TO DO: Copy out all lines carrying the word "color".

EXERCISE INPUTS:
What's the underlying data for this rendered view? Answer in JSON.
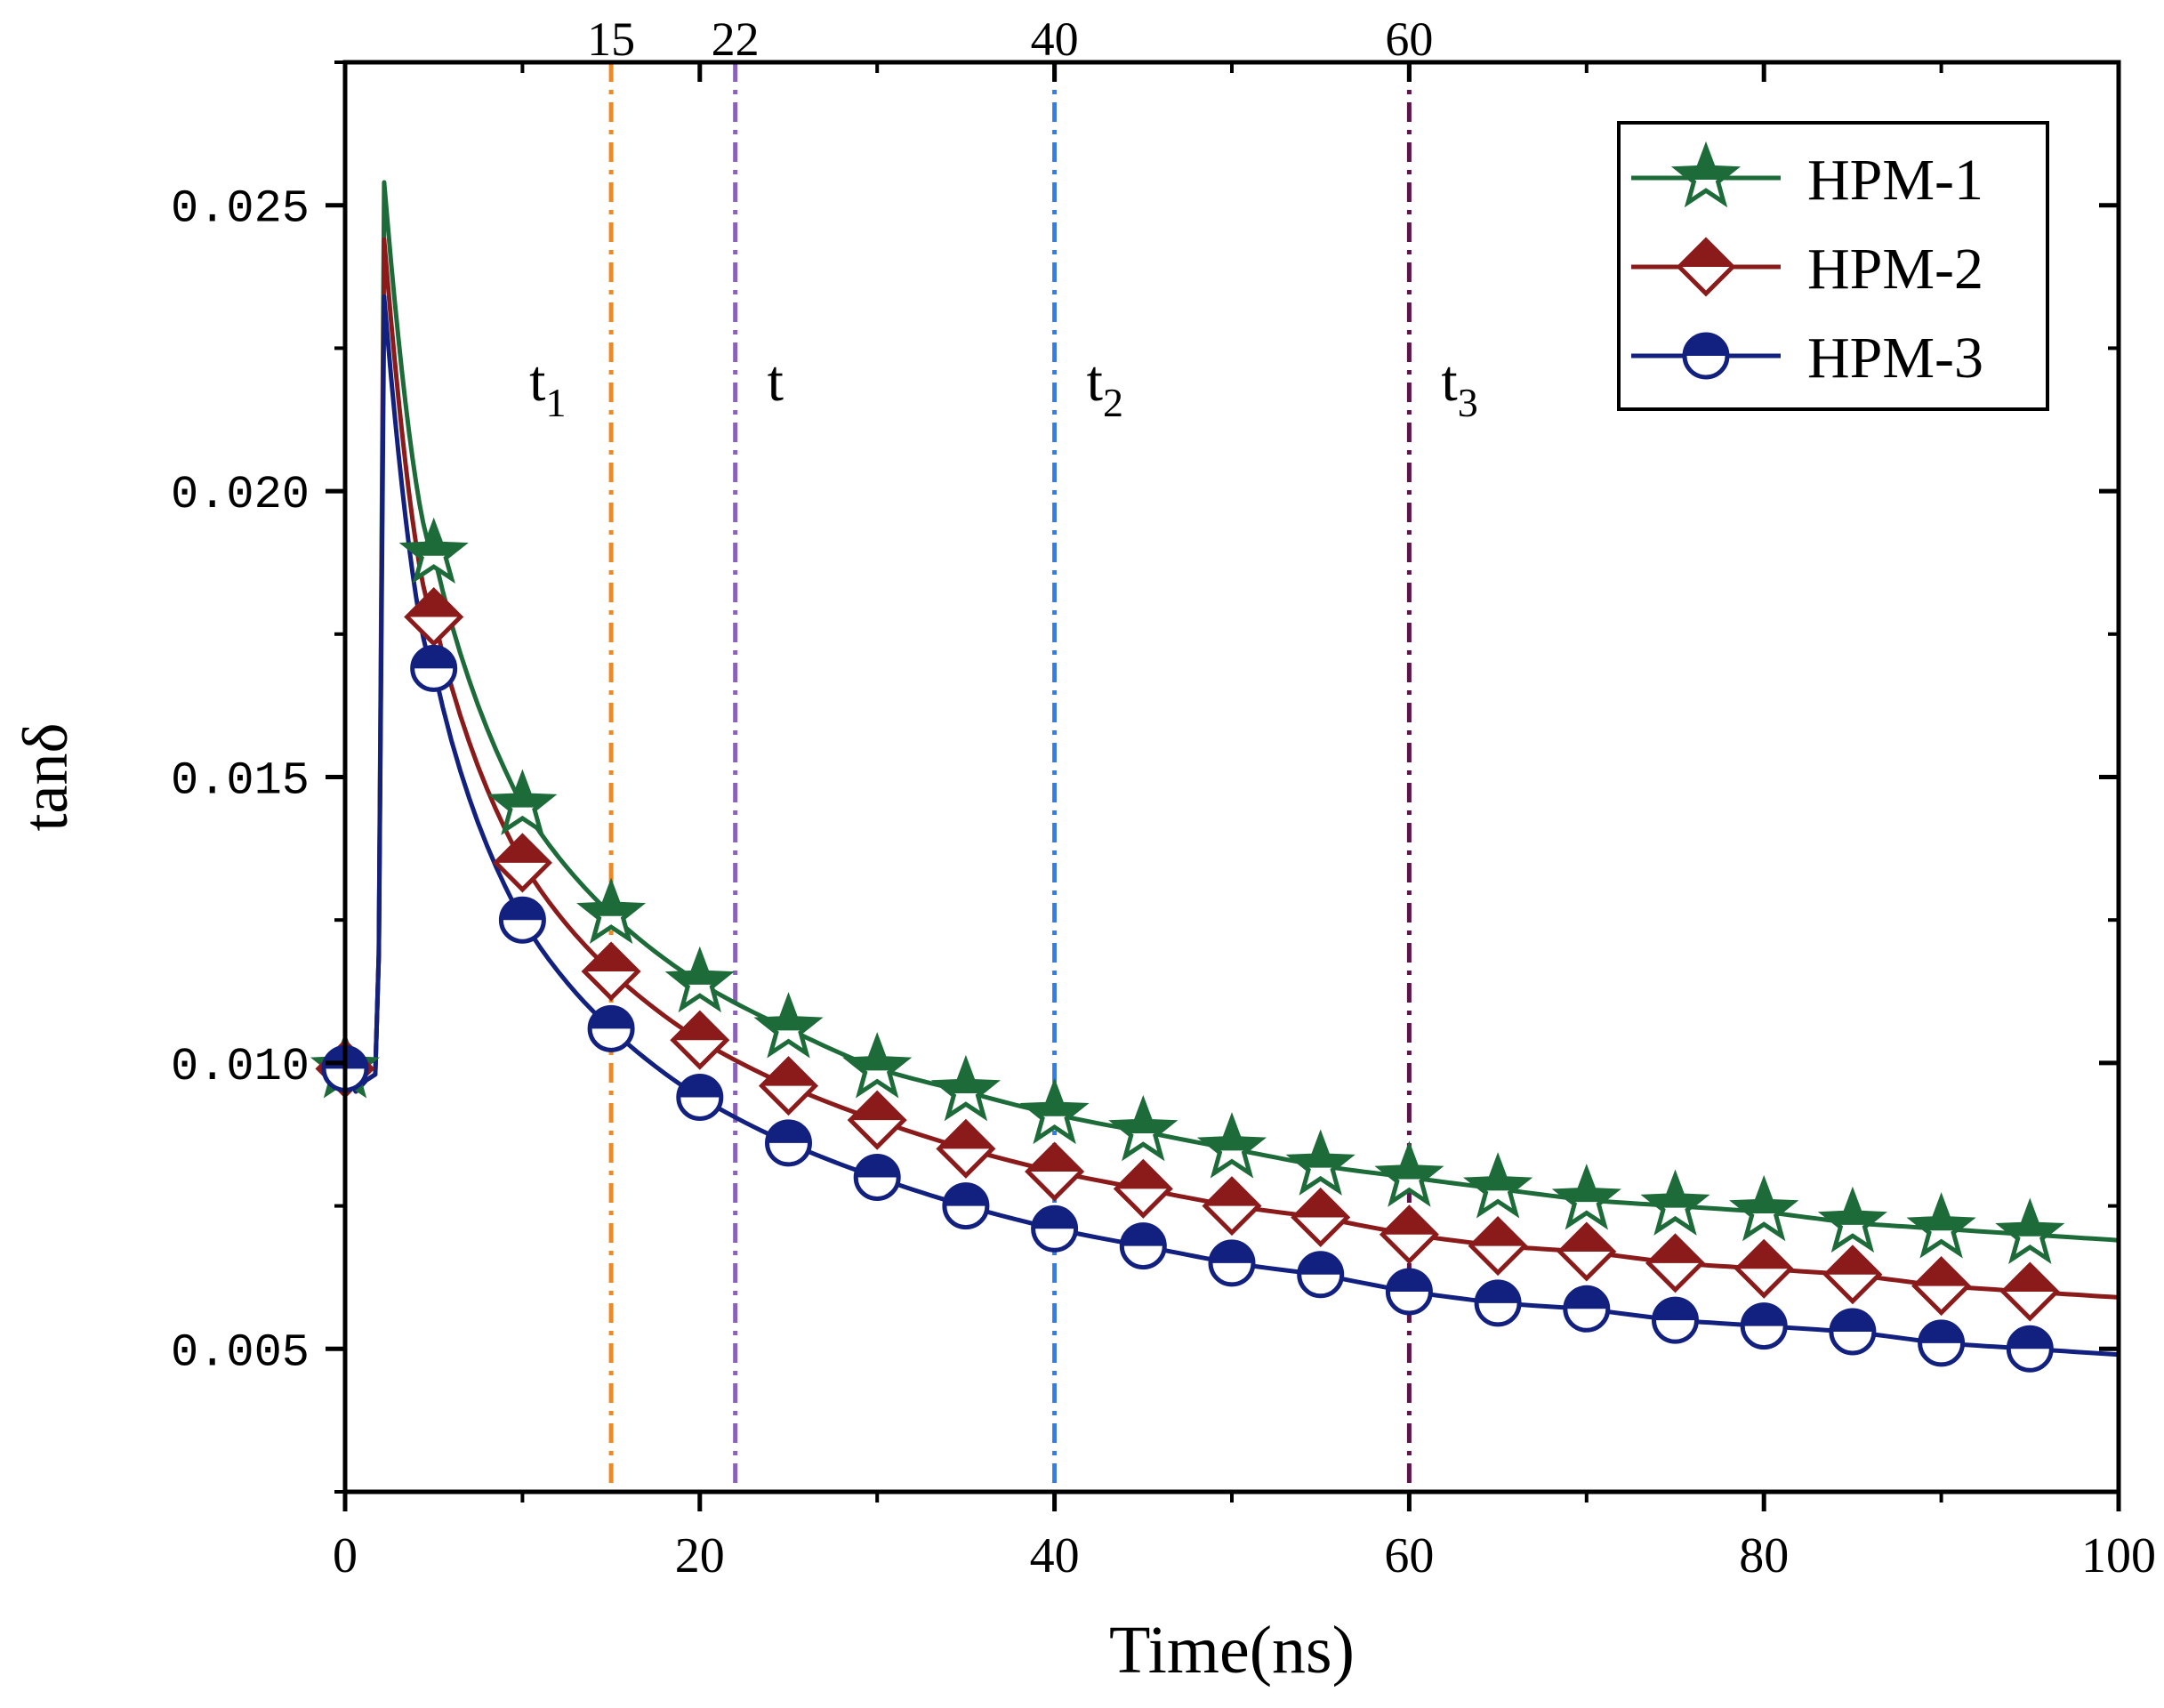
{
  "chart_data": {
    "type": "line",
    "xlabel": "Time(ns)",
    "ylabel": "tanδ",
    "xlim": [
      0,
      100
    ],
    "ylim": [
      0.0025,
      0.0275
    ],
    "x_ticks": [
      0,
      20,
      40,
      60,
      80,
      100
    ],
    "x_tick_labels": [
      "0",
      "20",
      "40",
      "60",
      "80",
      "100"
    ],
    "y_ticks": [
      0.005,
      0.01,
      0.015,
      0.02,
      0.025
    ],
    "y_tick_labels": [
      "0.005",
      "0.010",
      "0.015",
      "0.020",
      "0.025"
    ],
    "grid": false,
    "legend_position": "top-right",
    "markers_x": [
      0,
      5,
      10,
      15,
      20,
      25,
      30,
      35,
      40,
      45,
      50,
      55,
      60,
      65,
      70,
      75,
      80,
      85,
      90,
      95
    ],
    "series": [
      {
        "name": "HPM-1",
        "color": "#1e6b3a",
        "marker": "star",
        "peak": 0.0254,
        "values": [
          0.0099,
          0.0189,
          0.0145,
          0.0126,
          0.0114,
          0.0106,
          0.0099,
          0.0095,
          0.0091,
          0.0088,
          0.0085,
          0.0082,
          0.008,
          0.0078,
          0.0076,
          0.0075,
          0.0074,
          0.0072,
          0.0071,
          0.007
        ],
        "end_value": 0.0069
      },
      {
        "name": "HPM-2",
        "color": "#8b1b1b",
        "marker": "diamond",
        "peak": 0.0244,
        "values": [
          0.0099,
          0.0178,
          0.0135,
          0.0116,
          0.0104,
          0.0096,
          0.009,
          0.0085,
          0.0081,
          0.0078,
          0.0075,
          0.0073,
          0.007,
          0.0068,
          0.0067,
          0.0065,
          0.0064,
          0.0063,
          0.0061,
          0.006
        ],
        "end_value": 0.0059
      },
      {
        "name": "HPM-3",
        "color": "#12207f",
        "marker": "half-circle",
        "peak": 0.0234,
        "values": [
          0.0099,
          0.0169,
          0.0125,
          0.0106,
          0.0094,
          0.0086,
          0.008,
          0.0075,
          0.0071,
          0.0068,
          0.0065,
          0.0063,
          0.006,
          0.0058,
          0.0057,
          0.0055,
          0.0054,
          0.0053,
          0.0051,
          0.005
        ],
        "end_value": 0.0049
      }
    ],
    "reference_lines": [
      {
        "x": 15,
        "top_label": "15",
        "label": "t",
        "subscript": "1",
        "color": "#f0891f",
        "label_side": "left"
      },
      {
        "x": 22,
        "top_label": "22",
        "label": "t",
        "subscript": "",
        "color": "#8a63b8",
        "label_side": "right"
      },
      {
        "x": 40,
        "top_label": "40",
        "label": "t",
        "subscript": "2",
        "color": "#2f7fe6",
        "label_side": "right"
      },
      {
        "x": 60,
        "top_label": "60",
        "label": "t",
        "subscript": "3",
        "color": "#5c1548",
        "label_side": "right"
      }
    ]
  }
}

FULL ANSWER:
        "color": "#1e6b3a",
        "color": "#8b1b1b",
        "color": "#12207f",
        "color": "#f0891f",
        "color": "#8a63b8",
        "color": "#2f7fe6",
        "color": "#5c1548",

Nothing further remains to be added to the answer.